**EXERCISE DESCRIPTION:**
Write out the material exactly, without any of its pictures.

···

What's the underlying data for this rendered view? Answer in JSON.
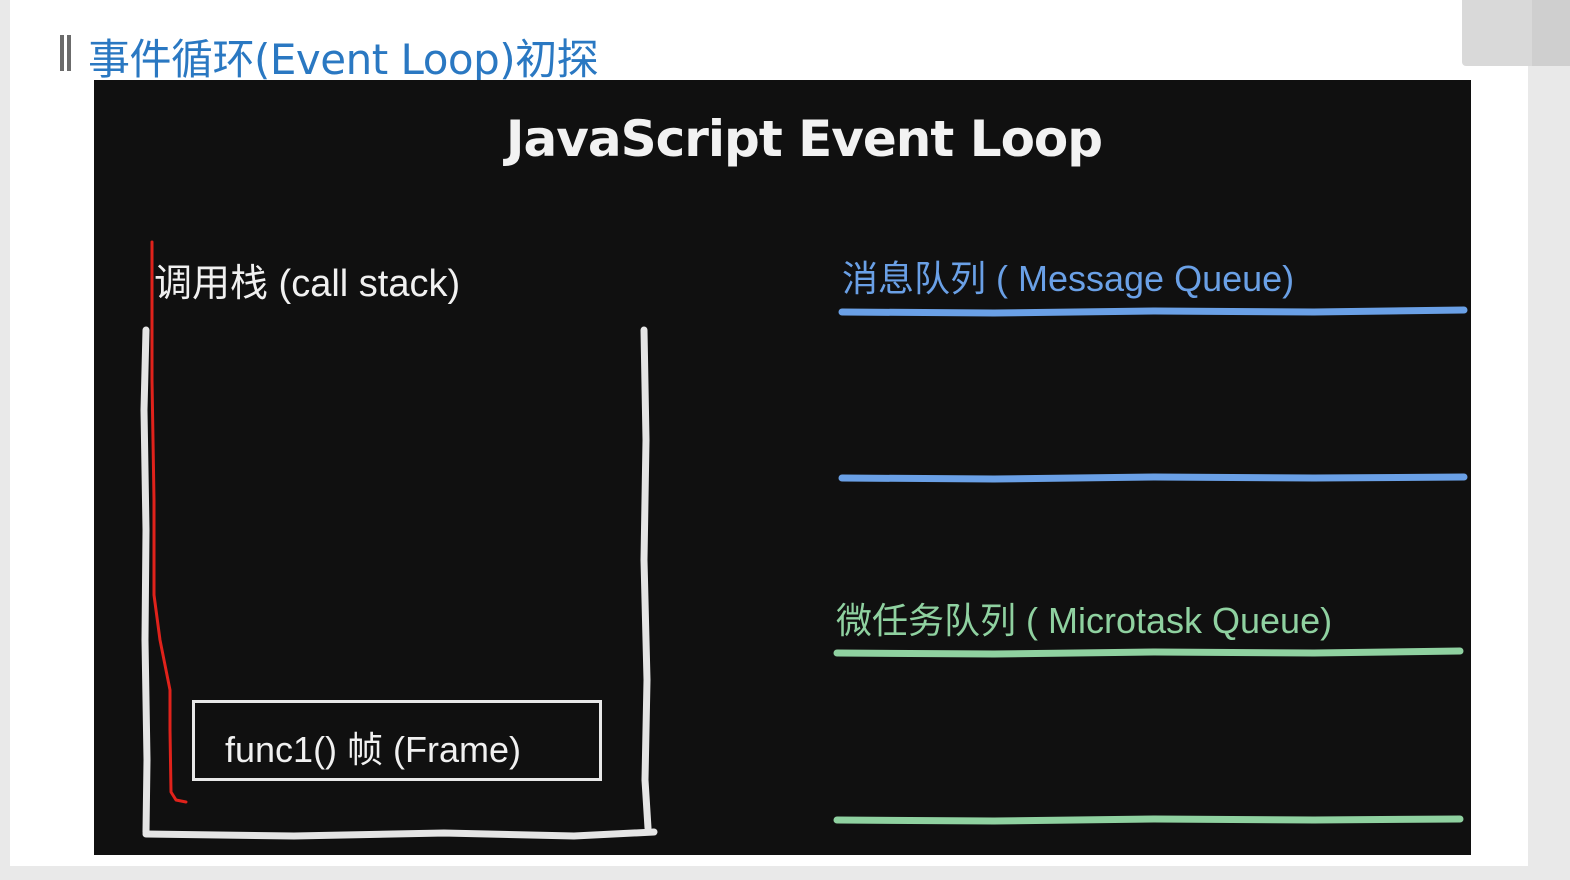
{
  "header": {
    "title": "事件循环(Event Loop)初探"
  },
  "slide": {
    "title": "JavaScript Event Loop",
    "call_stack": {
      "label": "调用栈 (call stack)",
      "frame_label": "func1()   帧 (Frame)"
    },
    "message_queue": {
      "label": "消息队列 ( Message Queue)",
      "color": "#6aa0e6"
    },
    "microtask_queue": {
      "label": "微任务队列 ( Microtask Queue)",
      "color": "#8fd1a0"
    },
    "annotation_color": "#e0221b"
  }
}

···

**TASK RESULT:**
What's the underlying data for this rendered view? Answer in JSON.
{
  "header": {
    "title": "事件循环(Event Loop)初探"
  },
  "slide": {
    "title": "JavaScript Event Loop",
    "call_stack": {
      "label": "调用栈 (call stack)",
      "frame_label": "func1()   帧 (Frame)"
    },
    "message_queue": {
      "label": "消息队列 ( Message Queue)",
      "color": "#6aa0e6"
    },
    "microtask_queue": {
      "label": "微任务队列 ( Microtask Queue)",
      "color": "#8fd1a0"
    },
    "annotation_color": "#e0221b"
  }
}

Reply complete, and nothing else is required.